El desconfinamiento como reconquista de la ciudad por sus paseantes
La recuperación de las calles, parques y terrazas nos devuelven la imagen de la quintaesencia de lo urbano
Hace no mucho, este mismo espacio servía para pensar y dar a pensar sobre lo que implica conjugar el verbo salir. Ahí se llamaba la atención sobre cómo la imposición de un confinamiento universal nos invitaba y hasta nos obligaba a tomar conciencia del valor de algo tan banal como dejar atrás la propia casa y bajar a la calle para encontrarse con un universo de extraños siempre a punto de dejar de serlo. La imagen suscitada en las primeras fases de los desconfinamientos de una ciudad sin apenas coches y con miles de paseantes circulando por las aceras e incluso por las calzadas debería sernos sugerente de cómo serían las ciudades si siempre fueran así.
No es cosa de preguntarnos cómo sería una ciudad sin coches, rebosante de viandantes que van de aquí para allá, de criaturas jugando, de gente llenando las terrazas… Ya lo sabemos. La hemos vivido. Podemos proponer que ese modelo de ciudad no se vaya; que se quede. Es más, el urbanista José María Ezquiaga, miembro del comité de especialistas para pensar un nuevo Madrid postcovid-19 ya lo ha propuesto. ¿Y por qué no? Tenemos una oportunidad en hacerlo real ahora: una ciudad con pocos coches, solo trajinar de gente que va y que viene, que juega, que se cruza con otra gente y que a veces se detiene para descansar y tomar algo con ella. El triunfo final del callejeo como forma de vida.

EJERCICIO BREVE 1
Transforme en lista numerada, omitiendo las líneas en blanco, el tramo de las entradas que comienza con la línea que contiene "nav-link-company[interactable]: Company —" y termina con la que contiene "search-input[interactable] — [883, 68, 993, 85]", ambas incluidas.
El texto anterior y las entradas que lo siguen son materiales independientes entre sí.

DATOS DE TRABAJO
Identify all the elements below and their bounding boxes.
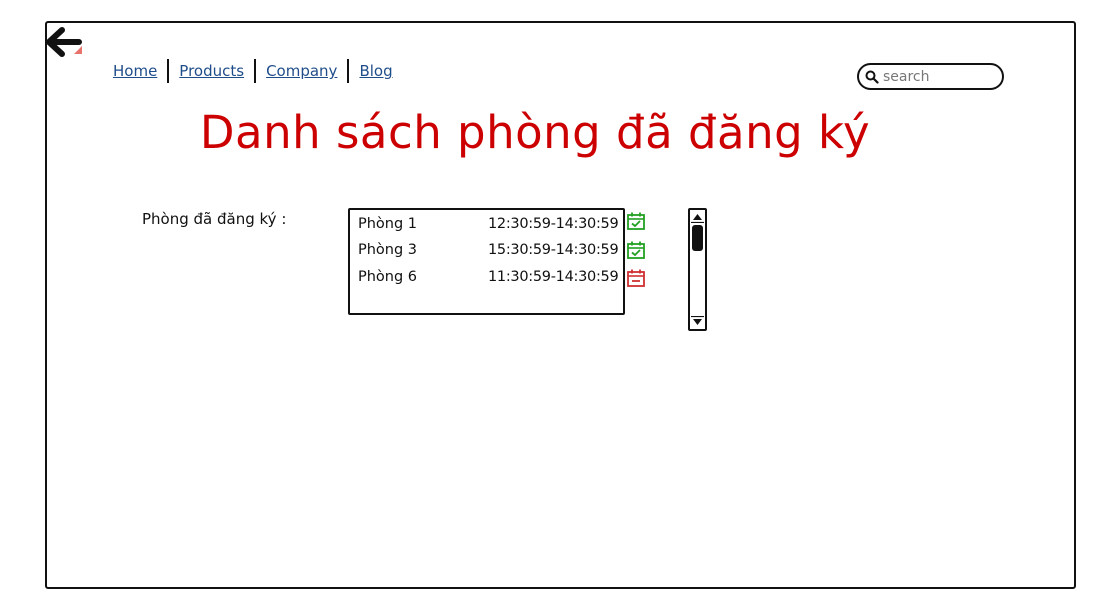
nav-link-company[interactable]: Company — [266, 62, 337, 80]
room-time-range: 15:30:59-14:30:59 — [488, 242, 619, 258]
list-item[interactable]: Phòng 6 11:30:59-14:30:59 — [358, 265, 628, 289]
room-time-range: 12:30:59-14:30:59 — [488, 216, 619, 232]
nav-separator — [167, 59, 170, 83]
search-box[interactable] — [857, 63, 1004, 90]
scrollbar-thumb[interactable] — [692, 225, 703, 251]
nav-link-blog[interactable]: Blog — [359, 62, 392, 80]
top-navigation: Home Products Company Blog — [113, 59, 393, 83]
room-time-range: 11:30:59-14:30:59 — [488, 269, 619, 285]
nav-separator — [254, 59, 257, 83]
search-input[interactable] — [883, 68, 993, 85]
scroll-up-arrow-icon[interactable] — [691, 211, 704, 223]
page-title: Danh sách phòng đã đăng ký — [199, 106, 871, 159]
list-item[interactable]: Phòng 3 15:30:59-14:30:59 — [358, 238, 628, 262]
calendar-minus-icon[interactable] — [626, 268, 646, 288]
room-name: Phòng 1 — [358, 216, 418, 232]
registered-rooms-label: Phòng đã đăng ký : — [142, 210, 287, 228]
back-arrow-icon[interactable] — [46, 24, 86, 60]
room-name: Phòng 3 — [358, 242, 418, 258]
nav-link-home[interactable]: Home — [113, 62, 157, 80]
registered-rooms-list[interactable]: Phòng 1 12:30:59-14:30:59 Phòng 3 15:30:… — [348, 208, 625, 315]
calendar-check-icon[interactable] — [626, 240, 646, 260]
scroll-down-arrow-icon[interactable] — [691, 316, 704, 328]
nav-link-products[interactable]: Products — [179, 62, 244, 80]
calendar-check-icon[interactable] — [626, 211, 646, 231]
room-name: Phòng 6 — [358, 269, 418, 285]
list-item[interactable]: Phòng 1 12:30:59-14:30:59 — [358, 212, 628, 236]
search-icon — [865, 70, 879, 84]
vertical-scrollbar[interactable] — [688, 208, 707, 331]
nav-separator — [347, 59, 350, 83]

EJERCICIO BREVE 2
Prosiga el texto sobre el desconfinamiento y la reconquista de la ciudad por sus paseantes a partir de su última oración.

RESPUESTA REDACTADA 1
1. nav-link-company[interactable]: Company — [266, 62, 337, 80]
2. room-time-range: 15:30:59-14:30:59 — [488, 242, 619, 258]
3. list-item[interactable]: Phòng 6 11:30:59-14:30:59 — [358, 265, 628, 289]
4. room-time-range: 12:30:59-14:30:59 — [488, 216, 619, 232]
5. nav-separator — [167, 59, 170, 83]
6. search-box[interactable] — [857, 63, 1004, 90]
7. scrollbar-thumb[interactable] — [692, 225, 703, 251]
8. nav-link-blog[interactable]: Blog — [359, 62, 392, 80]
9. top-navigation: Home Products Company Blog — [113, 59, 393, 83]
10. room-time-range: 11:30:59-14:30:59 — [488, 269, 619, 285]
11. nav-separator — [254, 59, 257, 83]
12. search-input[interactable] — [883, 68, 993, 85]

RESPUESTA REDACTADA 2
Pensémoslo. Qué cosa más sencilla y ordinaria se antoja el hecho de pasear por una ciudad. En cambio, ese acto tan elemental debería considerarse el elemento fundamental de aquello que damos en llamar "lo urbano", es decir, la esencia que nos permite reconocer y distinguir una ciudad como espacio social por excelencia. Al protagonista de esa ciudad movediza los latinos llamaron quídam, alguien que pasa y que solo existe en tanto que pasa. Y personaje al que el Circo del Sol dedicó uno de sus espectáculos: Quidam. Baudelaire le dedicó un nombre o este señor de las calles: flannêur, alguien que se desplaza de un sitio a otro de la ciudad abandonado a la mera tarea de observar y dejarse observar.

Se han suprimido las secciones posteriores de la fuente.